▶ [Supplied text]:
Senior Software Engineer - Observability & IRM

The Trade Desk•Boulder, CO

About The Position

The Trade Desk is a global technology company with a mission to create a better, more open internet for everyone through principled, intelligent advertising. Handling over 1 trillion queries per day, our platform operates at an unprecedented scale. We have also built something even stronger and more valuable: an award-winning culture based on trust, ownership, empathy, and collaboration. We value the unique experiences and perspectives that each person brings to The Trade Desk, and we are committed to fostering inclusive spaces where everyone can bring their authentic selves to work every day. Do you have a passion for solving hard problems at scale? Are you eager to join a dynamic, globally- connected team where your contributions will make a meaningful difference in building a better media ecosystem? Come and see why Fortune magazine consistently ranks The Trade Desk among the best small- to medium-sized workplaces globally. About the Team: The Service Excellence (SE) team owns the tools and infrastructure that help engineers at The Trade Desk understand and operate production systems. The Incident Response Services (IRS) taskforce focuses on the on-call experience. The team is responsible for making incidents easier to detect, manage, and optimize using historical data points information. What you will work on: Incident management tooling Build and maintain automation around the incident lifecycle: alerting, escalation, incident channels, retros, and SLA tracking Help evaluate and migrate our logging stack Participate in the re-evaluation of our logging vendor and collection architecture Backstage/Service catalog — Extend our internal developer portal with K8s integrations, maturity models, and SLO adoption tooling Alert quality tooling — Build the systems that give engineers better signal and less noise — smarter routing, better grouping, tighter feedback loops between alerts and the teams that own them

Requirements

Experience building and operating production infrastructure or internal developer tooling
Comfort working across the stack — this role touches distributed systems, Kubernetes, observability pipelines, and web-based tooling
Familiarity with observability concepts: logging, alerting, on-call workflows
Strong debugging instincts: You will be expected to be called on when things break
Clear communication: The team works closely with engineers across the company; you'll need to explain tradeoffs and advocate for solutions

Nice To Haves

Experience with Grafana, Prometheus, or similar observability tools
Familiarity with Sumo Logic or other log management platforms
Prior work on developer portals or service catalog tooling (Backstage, OpsLevel, etc.)

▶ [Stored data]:
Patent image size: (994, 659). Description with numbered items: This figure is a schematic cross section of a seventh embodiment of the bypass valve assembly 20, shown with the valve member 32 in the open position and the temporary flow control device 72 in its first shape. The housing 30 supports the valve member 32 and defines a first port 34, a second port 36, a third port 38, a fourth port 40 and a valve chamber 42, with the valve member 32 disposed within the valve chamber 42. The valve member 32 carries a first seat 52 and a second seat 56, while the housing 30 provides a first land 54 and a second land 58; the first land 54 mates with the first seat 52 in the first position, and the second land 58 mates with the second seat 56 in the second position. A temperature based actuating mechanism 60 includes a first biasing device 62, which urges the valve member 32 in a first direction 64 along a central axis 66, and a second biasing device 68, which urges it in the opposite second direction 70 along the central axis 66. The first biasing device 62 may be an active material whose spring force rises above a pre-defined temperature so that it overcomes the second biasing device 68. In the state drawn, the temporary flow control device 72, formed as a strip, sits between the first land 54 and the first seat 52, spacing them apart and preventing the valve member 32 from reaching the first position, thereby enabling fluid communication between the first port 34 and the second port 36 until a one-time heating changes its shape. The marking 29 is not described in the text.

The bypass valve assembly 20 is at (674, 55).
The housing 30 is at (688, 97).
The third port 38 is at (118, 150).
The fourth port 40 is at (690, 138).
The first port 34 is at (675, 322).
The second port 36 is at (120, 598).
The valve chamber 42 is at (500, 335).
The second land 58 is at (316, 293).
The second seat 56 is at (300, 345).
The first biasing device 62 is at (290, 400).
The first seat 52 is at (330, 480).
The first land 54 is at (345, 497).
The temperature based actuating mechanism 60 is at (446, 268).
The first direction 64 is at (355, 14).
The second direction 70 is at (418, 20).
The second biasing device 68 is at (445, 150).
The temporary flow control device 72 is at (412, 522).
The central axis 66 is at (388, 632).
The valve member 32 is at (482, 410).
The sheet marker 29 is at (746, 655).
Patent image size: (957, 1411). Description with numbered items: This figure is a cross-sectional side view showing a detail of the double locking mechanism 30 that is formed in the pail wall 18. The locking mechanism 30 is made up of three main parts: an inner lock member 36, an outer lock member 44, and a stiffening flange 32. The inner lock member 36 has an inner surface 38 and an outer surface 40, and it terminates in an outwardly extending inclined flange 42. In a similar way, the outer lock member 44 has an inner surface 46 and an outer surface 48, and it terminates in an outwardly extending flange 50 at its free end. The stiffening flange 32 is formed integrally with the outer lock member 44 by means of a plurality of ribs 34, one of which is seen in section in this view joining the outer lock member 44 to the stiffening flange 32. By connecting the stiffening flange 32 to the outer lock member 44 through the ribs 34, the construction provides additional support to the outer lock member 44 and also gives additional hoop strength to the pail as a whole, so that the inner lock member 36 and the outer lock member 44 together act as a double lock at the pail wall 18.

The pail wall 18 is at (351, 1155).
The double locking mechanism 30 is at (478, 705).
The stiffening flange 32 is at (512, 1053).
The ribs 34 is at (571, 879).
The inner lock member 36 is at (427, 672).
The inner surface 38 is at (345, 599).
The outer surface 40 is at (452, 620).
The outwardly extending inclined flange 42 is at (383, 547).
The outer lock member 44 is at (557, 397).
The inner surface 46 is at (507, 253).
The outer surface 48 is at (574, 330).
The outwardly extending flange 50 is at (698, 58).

▶ [Brief 1]:
Name the qualities that the job posting says the company's culture is based on.
▶ [Brief 2]:
Return the job posting's text between "Nice To Haves" and "(Backstage, OpsLevel, etc.)", inclusive.
▶ [Brief 3]:
According to the job posting, how many queries does the company's platform handle each day?

▶ [Expected answer 1]:
Trust, ownership, empathy, and collaboration.

▶ [Expected answer 2]:
Nice To Haves

Experience with Grafana, Prometheus, or similar observability tools
Familiarity with Sumo Logic or other log management platforms
Prior work on developer portals or service catalog tooling (Backstage, OpsLevel, etc.)

▶ [Expected answer 3]:
Over 1 trillion queries per day.